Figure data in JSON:
********************

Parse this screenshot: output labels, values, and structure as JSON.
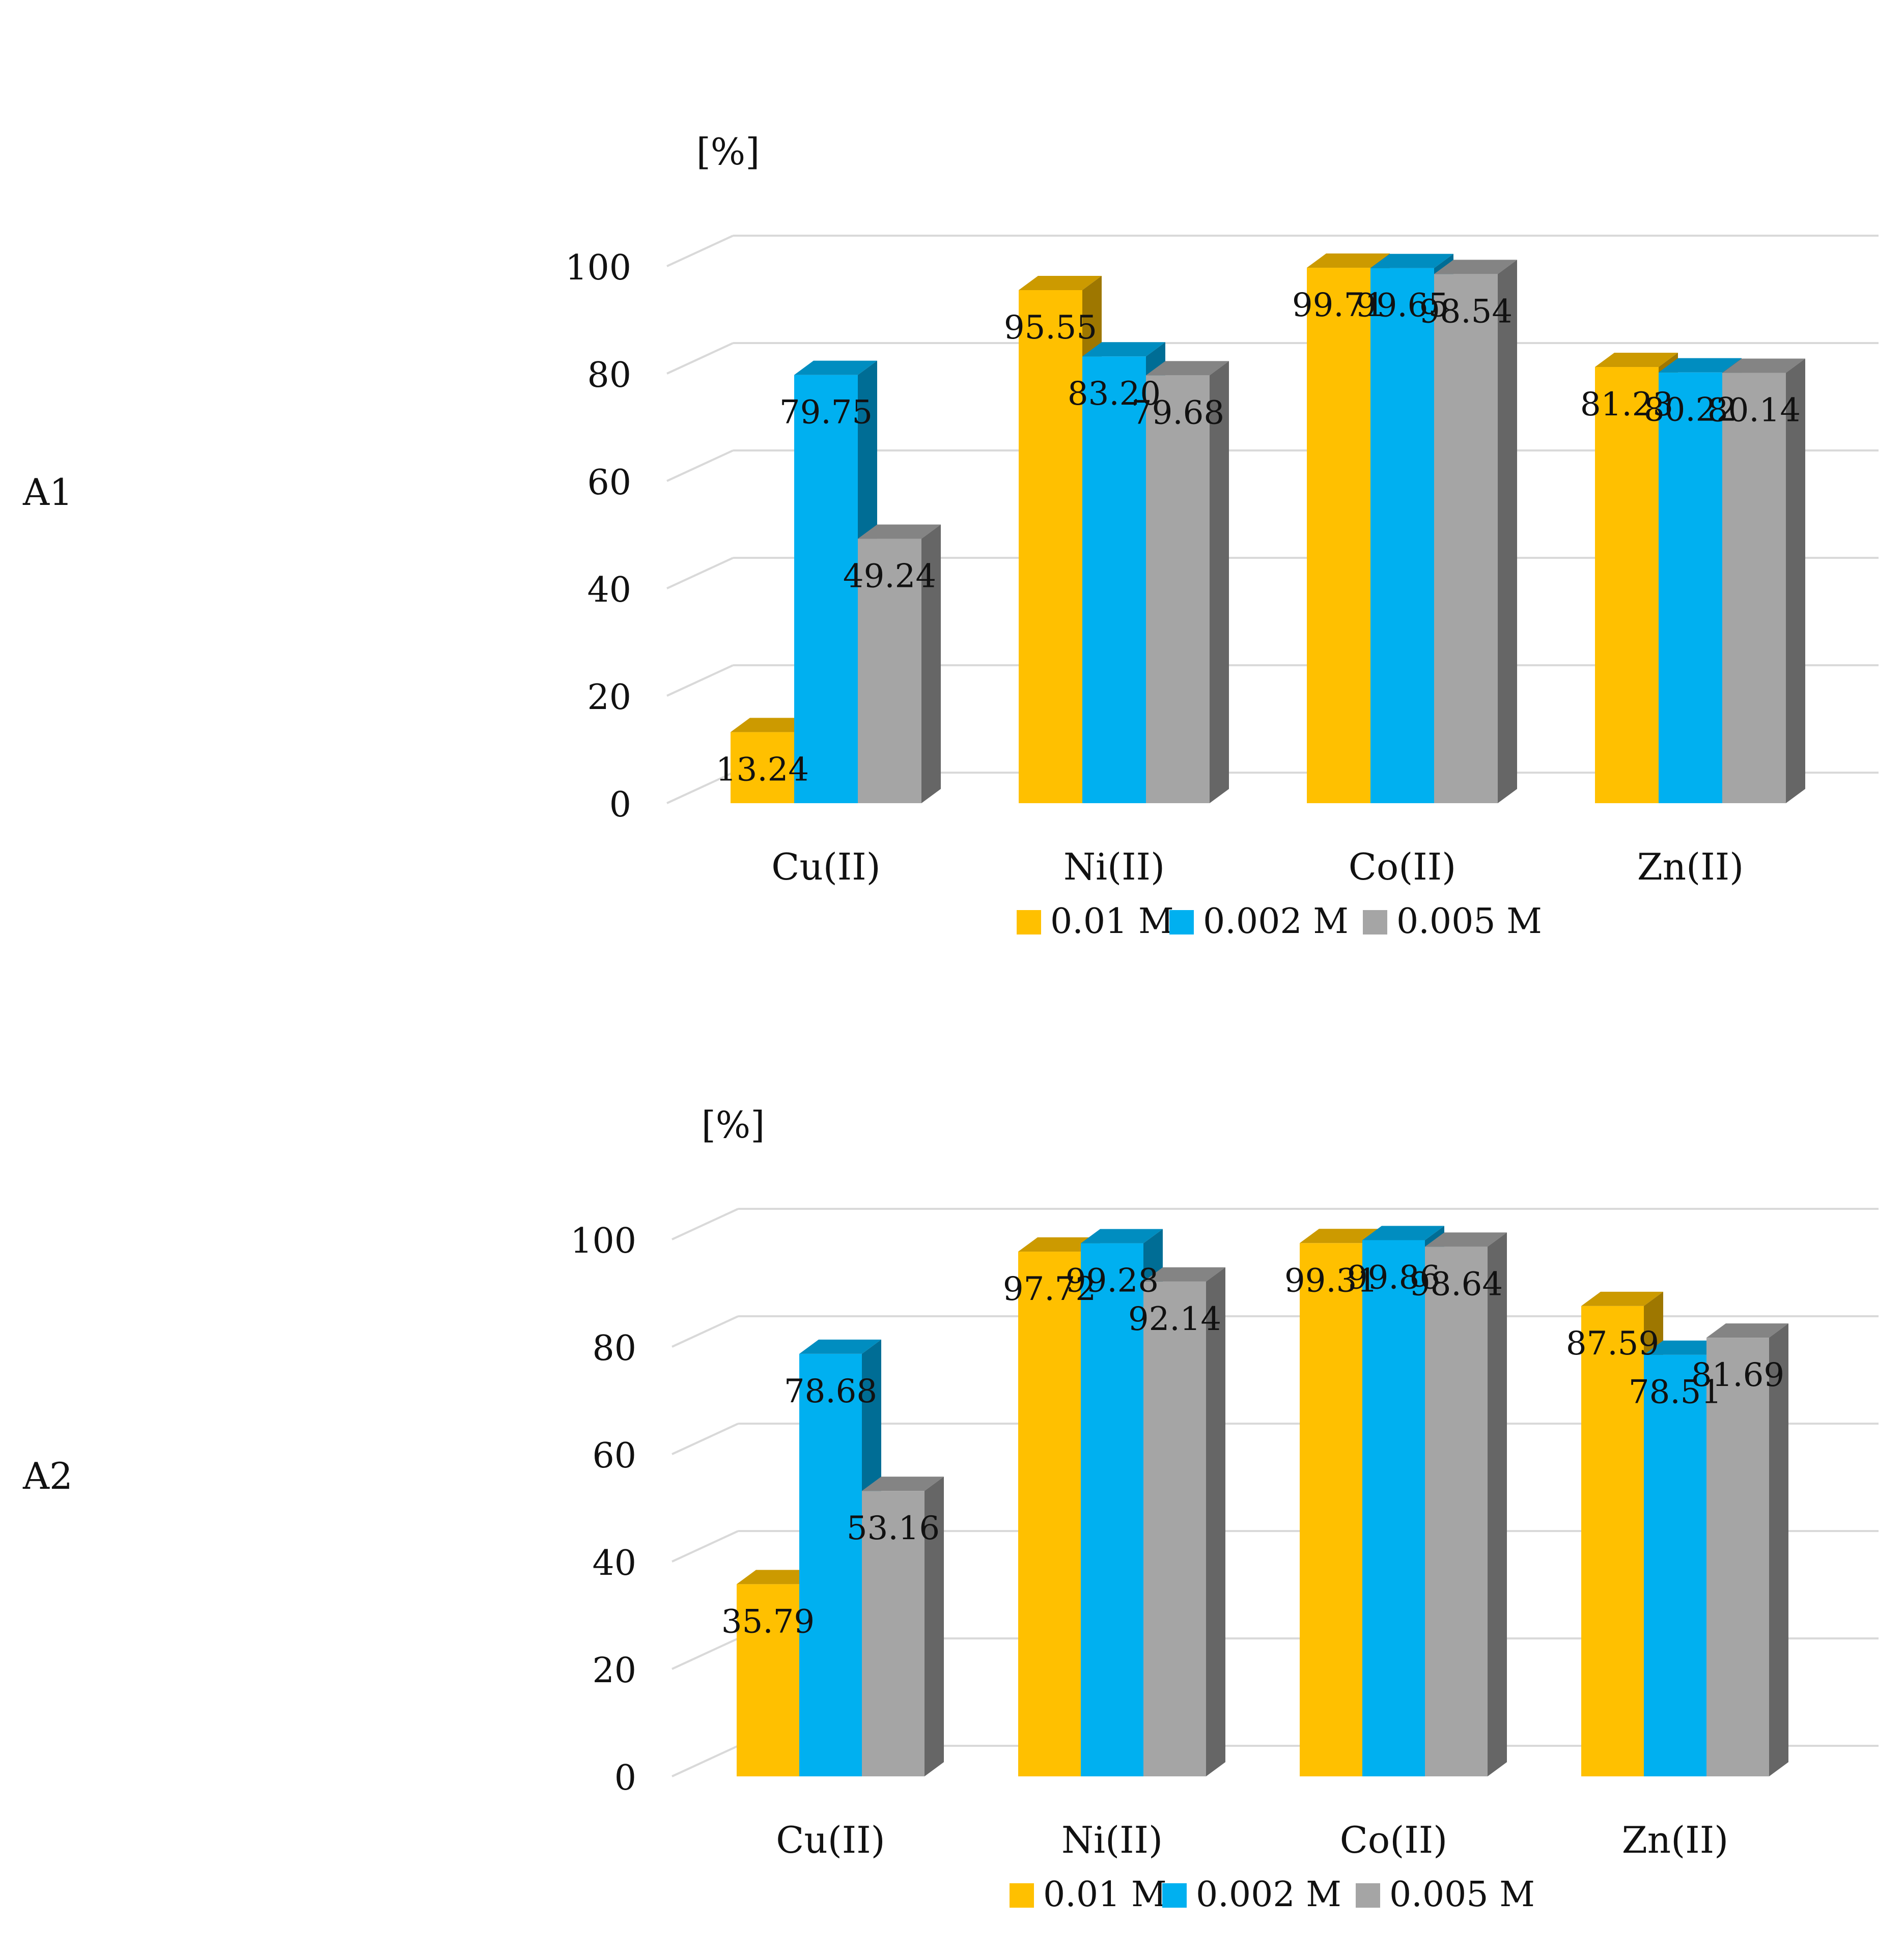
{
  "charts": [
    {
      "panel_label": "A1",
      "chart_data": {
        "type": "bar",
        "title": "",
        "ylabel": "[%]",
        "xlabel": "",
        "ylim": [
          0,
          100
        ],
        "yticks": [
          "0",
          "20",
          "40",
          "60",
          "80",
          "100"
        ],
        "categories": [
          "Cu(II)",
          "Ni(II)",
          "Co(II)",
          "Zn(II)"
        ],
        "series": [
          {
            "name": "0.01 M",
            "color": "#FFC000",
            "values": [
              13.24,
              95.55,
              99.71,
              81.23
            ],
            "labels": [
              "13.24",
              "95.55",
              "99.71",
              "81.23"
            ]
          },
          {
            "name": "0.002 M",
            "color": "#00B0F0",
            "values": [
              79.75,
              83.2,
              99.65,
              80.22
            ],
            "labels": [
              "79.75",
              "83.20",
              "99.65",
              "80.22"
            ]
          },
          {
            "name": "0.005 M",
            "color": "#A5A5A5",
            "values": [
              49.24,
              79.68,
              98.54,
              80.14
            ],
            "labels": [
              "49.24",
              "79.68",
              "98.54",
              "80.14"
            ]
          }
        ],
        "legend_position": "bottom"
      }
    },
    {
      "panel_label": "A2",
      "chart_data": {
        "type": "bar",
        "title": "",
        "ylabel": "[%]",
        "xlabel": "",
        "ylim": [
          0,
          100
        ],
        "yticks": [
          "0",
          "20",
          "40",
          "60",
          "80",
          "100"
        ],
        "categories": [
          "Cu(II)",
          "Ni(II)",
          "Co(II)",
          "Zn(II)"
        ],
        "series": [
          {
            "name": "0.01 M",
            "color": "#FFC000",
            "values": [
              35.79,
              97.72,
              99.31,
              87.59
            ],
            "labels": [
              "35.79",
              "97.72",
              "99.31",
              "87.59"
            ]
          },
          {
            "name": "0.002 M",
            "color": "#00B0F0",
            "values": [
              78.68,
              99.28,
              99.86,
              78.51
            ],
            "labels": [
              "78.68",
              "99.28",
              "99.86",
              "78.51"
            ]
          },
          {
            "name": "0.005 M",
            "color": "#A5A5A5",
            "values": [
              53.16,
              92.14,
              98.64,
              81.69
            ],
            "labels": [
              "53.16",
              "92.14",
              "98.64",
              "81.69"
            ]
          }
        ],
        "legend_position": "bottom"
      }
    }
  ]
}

********************

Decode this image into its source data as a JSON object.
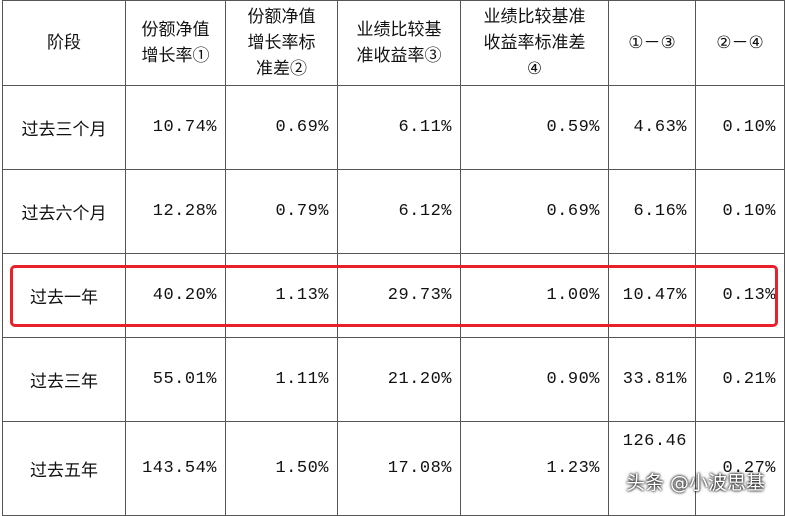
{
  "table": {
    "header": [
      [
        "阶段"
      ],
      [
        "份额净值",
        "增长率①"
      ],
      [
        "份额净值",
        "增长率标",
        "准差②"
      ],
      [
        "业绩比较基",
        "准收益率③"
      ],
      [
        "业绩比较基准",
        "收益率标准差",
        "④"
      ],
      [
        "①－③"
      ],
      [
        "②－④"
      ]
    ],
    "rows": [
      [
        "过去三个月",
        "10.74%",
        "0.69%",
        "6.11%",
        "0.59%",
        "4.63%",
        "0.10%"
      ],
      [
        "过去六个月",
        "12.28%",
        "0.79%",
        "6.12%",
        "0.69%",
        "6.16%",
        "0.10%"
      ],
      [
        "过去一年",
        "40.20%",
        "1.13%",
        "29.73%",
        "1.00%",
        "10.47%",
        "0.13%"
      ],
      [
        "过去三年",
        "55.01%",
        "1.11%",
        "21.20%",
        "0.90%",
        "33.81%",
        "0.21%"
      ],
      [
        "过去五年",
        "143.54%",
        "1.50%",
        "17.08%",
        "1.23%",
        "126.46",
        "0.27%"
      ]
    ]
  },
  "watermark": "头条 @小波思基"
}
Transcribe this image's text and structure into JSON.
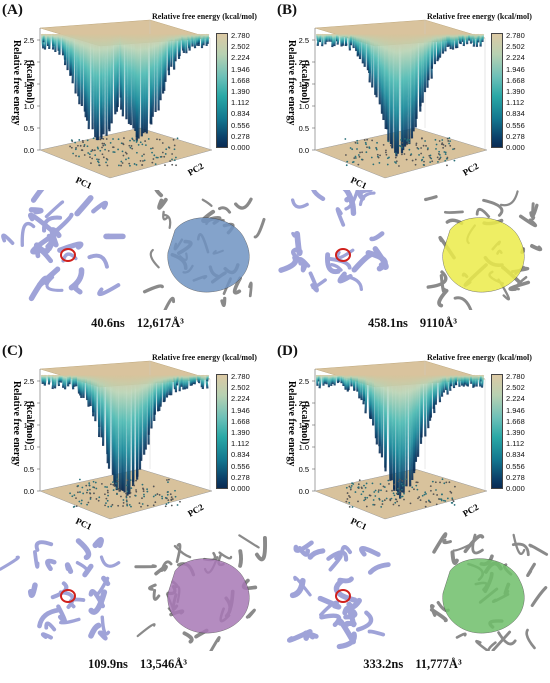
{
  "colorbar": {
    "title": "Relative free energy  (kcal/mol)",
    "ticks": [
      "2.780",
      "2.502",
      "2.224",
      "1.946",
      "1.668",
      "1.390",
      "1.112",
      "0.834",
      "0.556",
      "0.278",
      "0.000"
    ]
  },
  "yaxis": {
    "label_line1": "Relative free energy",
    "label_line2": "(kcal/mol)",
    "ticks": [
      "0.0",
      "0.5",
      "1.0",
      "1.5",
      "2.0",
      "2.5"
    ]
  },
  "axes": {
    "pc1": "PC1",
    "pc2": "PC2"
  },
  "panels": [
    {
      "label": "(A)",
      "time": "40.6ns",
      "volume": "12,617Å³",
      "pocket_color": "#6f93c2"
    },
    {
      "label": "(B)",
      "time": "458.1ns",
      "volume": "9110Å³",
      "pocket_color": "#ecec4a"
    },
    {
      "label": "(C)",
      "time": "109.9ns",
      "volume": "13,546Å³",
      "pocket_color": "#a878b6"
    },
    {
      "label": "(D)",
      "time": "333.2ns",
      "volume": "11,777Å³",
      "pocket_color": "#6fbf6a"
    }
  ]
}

********************

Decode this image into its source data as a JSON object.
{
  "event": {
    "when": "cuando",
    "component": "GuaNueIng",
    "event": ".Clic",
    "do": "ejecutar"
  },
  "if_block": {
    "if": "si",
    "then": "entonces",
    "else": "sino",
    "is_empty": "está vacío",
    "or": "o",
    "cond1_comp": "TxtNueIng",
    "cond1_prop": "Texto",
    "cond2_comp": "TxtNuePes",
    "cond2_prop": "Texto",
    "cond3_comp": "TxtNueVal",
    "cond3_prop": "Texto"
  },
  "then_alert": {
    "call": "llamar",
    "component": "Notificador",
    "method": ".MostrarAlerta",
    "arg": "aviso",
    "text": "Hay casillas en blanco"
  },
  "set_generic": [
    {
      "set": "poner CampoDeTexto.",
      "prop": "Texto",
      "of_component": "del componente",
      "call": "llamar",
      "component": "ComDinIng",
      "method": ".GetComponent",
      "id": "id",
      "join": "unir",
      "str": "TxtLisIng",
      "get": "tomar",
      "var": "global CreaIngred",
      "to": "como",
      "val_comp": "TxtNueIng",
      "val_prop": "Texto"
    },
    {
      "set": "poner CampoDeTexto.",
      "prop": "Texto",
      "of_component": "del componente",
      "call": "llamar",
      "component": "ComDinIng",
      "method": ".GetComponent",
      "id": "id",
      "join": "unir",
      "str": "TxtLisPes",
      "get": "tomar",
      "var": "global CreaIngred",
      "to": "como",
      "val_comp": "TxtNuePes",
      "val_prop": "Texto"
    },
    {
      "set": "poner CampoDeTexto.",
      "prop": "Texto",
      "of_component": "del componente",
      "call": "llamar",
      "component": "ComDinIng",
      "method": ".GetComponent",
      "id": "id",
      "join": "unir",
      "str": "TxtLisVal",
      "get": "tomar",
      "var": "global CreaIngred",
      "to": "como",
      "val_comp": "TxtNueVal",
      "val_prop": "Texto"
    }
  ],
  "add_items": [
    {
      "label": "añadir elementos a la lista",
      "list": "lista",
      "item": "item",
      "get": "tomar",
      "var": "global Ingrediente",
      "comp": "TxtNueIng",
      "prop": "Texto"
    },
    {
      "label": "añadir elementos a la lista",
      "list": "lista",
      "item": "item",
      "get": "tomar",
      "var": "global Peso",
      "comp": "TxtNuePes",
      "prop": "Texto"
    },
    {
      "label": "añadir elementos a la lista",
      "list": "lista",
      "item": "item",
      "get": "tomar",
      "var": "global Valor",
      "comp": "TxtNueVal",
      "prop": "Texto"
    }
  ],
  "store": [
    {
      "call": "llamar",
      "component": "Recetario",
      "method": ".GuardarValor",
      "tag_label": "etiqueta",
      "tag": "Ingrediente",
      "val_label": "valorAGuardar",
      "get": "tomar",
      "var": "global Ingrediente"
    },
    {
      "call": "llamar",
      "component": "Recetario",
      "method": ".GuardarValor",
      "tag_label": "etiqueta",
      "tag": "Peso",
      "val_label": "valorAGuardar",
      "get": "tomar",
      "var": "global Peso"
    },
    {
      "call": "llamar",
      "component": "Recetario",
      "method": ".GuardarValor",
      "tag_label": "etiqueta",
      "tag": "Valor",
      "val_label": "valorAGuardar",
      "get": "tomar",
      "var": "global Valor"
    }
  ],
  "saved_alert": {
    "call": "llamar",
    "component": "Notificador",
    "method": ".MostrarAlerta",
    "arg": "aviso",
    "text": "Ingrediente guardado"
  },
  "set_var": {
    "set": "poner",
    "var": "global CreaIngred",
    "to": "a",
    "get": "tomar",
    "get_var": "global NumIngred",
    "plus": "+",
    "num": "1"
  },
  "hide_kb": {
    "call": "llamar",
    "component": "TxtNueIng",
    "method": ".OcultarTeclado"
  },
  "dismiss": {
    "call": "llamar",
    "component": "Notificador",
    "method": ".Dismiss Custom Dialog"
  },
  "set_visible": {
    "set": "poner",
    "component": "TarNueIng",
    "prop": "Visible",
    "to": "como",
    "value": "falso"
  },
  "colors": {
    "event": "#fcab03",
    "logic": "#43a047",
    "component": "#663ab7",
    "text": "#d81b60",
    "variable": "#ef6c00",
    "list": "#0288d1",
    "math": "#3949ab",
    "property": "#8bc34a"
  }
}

********************

> _Work instructions_: From the listing above, copy every line that holds the string "volume".

> _Result for this exercise_:
      "volume": "12,617Å³",
      "volume": "9110Å³",
      "volume": "13,546Å³",
      "volume": "11,777Å³",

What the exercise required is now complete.